* _Given data_:
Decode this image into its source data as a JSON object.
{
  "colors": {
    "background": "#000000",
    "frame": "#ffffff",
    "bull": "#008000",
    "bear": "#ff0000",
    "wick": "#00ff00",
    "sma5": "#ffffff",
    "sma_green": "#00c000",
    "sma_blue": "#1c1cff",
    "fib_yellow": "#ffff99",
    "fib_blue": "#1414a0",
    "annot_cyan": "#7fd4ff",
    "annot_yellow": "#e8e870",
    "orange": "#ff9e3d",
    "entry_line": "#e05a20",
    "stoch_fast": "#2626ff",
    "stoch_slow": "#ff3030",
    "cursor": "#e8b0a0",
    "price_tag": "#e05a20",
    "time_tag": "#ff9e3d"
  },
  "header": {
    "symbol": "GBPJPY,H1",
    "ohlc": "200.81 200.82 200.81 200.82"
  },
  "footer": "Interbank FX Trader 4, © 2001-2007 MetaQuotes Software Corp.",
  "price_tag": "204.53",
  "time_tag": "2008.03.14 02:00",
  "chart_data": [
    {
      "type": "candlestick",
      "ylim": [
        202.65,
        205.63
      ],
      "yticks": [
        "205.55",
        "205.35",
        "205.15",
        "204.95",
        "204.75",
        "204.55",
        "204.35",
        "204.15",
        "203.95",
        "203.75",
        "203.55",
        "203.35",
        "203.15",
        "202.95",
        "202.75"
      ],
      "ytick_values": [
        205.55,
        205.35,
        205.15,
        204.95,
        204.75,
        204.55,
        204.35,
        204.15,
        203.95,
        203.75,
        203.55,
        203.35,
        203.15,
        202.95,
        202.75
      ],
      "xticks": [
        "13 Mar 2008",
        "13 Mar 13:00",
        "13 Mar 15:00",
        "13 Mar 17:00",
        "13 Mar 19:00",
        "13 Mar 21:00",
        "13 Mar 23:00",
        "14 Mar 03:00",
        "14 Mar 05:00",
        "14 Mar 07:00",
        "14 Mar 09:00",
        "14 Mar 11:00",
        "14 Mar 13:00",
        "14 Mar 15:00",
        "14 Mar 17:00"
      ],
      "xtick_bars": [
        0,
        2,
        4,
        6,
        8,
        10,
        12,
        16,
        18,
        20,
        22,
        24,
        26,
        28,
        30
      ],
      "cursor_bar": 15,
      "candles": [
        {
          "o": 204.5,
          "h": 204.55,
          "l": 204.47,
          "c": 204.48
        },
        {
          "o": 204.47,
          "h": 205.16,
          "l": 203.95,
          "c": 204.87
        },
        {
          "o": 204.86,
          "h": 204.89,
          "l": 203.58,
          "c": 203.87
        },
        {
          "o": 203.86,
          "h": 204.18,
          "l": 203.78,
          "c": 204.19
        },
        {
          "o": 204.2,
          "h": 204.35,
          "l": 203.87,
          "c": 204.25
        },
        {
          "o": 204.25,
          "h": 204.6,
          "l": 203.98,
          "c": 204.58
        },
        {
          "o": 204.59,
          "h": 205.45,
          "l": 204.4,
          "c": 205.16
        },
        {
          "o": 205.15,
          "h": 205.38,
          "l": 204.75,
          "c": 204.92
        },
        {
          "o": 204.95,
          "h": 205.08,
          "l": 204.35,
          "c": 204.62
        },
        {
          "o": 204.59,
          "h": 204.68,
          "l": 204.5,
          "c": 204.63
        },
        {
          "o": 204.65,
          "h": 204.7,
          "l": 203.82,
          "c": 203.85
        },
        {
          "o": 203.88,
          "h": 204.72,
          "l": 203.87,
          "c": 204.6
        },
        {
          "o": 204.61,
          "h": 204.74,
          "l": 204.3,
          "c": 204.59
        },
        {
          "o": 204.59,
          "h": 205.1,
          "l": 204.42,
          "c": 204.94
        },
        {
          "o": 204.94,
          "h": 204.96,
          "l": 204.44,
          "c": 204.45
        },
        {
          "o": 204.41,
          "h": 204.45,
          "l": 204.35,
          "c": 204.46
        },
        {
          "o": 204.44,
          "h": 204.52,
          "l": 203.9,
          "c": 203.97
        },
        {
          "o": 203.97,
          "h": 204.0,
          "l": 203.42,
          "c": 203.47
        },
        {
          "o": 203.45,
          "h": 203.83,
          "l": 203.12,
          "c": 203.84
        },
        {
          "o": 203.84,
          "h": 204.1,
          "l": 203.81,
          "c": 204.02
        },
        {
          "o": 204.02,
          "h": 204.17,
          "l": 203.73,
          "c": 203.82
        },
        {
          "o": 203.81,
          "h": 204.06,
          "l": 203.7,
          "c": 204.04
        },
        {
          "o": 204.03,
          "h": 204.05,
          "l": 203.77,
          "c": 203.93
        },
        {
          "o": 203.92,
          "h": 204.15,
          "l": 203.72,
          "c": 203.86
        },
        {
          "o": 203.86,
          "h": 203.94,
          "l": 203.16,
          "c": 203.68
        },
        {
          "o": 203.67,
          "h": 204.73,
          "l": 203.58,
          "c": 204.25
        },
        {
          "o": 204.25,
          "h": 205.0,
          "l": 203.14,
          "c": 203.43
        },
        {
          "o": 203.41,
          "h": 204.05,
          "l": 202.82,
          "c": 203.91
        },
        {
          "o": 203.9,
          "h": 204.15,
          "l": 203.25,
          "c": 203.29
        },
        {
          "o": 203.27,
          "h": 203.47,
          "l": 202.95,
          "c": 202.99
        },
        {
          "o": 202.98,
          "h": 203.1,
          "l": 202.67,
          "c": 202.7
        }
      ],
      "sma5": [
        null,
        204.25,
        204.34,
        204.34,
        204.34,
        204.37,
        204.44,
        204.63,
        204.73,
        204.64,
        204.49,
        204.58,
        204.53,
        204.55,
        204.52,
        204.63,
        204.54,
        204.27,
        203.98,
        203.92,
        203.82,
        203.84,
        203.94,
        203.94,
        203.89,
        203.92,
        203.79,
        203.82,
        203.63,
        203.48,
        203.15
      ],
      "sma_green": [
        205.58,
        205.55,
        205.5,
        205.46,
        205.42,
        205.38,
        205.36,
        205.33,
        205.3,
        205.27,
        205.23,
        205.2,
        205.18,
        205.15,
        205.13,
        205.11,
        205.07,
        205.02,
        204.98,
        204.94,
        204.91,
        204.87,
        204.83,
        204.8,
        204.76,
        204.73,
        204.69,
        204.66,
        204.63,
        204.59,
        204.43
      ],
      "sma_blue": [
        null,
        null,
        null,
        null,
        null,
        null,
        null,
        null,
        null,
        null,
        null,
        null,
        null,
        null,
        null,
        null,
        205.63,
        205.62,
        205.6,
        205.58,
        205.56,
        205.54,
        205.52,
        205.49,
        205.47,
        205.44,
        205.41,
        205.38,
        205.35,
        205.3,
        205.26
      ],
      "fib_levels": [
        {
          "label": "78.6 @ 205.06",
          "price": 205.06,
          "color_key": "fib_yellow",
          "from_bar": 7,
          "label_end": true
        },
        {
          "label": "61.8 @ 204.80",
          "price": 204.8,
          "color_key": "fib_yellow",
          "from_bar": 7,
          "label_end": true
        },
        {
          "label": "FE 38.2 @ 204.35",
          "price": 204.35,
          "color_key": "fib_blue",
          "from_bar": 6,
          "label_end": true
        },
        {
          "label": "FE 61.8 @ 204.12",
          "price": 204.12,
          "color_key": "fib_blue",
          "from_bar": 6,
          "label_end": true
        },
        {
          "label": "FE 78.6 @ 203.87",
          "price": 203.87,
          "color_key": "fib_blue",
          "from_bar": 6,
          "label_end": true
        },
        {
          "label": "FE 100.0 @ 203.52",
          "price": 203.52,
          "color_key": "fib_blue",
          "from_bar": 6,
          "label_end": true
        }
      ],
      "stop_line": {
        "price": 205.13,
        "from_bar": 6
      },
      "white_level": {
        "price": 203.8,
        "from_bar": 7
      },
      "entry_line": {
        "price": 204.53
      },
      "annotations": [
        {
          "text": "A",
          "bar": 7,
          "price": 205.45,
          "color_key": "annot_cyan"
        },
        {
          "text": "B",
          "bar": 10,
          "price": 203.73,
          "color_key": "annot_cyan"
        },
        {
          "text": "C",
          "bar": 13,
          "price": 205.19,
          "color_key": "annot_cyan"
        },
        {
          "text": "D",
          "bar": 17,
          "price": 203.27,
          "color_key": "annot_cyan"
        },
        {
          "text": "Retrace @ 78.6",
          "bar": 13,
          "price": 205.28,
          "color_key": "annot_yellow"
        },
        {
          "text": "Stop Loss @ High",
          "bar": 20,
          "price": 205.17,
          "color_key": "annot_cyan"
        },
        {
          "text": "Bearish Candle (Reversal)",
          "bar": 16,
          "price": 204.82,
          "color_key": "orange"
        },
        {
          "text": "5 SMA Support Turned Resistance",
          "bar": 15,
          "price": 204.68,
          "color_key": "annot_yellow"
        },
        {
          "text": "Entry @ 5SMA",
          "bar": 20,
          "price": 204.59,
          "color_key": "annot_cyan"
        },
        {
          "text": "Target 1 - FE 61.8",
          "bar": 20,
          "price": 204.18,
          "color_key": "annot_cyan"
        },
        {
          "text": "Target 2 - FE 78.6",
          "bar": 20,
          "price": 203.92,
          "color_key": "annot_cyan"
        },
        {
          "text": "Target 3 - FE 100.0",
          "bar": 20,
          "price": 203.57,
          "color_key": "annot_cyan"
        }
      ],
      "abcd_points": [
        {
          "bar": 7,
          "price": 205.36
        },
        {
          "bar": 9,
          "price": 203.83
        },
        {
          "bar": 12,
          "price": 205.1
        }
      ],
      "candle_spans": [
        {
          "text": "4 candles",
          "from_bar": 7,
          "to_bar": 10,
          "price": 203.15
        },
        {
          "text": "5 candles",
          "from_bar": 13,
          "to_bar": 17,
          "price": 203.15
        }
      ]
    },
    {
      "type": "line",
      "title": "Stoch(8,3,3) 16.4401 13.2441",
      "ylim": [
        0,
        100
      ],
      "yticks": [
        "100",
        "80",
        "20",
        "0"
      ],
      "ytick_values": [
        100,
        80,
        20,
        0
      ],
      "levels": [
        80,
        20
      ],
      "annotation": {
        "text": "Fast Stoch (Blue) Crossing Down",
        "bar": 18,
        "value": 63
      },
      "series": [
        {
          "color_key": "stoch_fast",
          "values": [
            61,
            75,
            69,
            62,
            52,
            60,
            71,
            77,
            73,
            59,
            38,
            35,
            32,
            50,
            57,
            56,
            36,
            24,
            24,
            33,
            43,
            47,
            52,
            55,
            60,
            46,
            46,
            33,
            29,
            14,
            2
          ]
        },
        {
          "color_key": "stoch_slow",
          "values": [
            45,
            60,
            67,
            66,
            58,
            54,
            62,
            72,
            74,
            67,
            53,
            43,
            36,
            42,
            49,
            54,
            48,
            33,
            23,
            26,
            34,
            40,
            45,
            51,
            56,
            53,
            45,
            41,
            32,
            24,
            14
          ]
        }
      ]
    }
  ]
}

* _What is expected_:
Read the data above and count the lines that include "Target". Answer only with the count.

* _Final result_:
3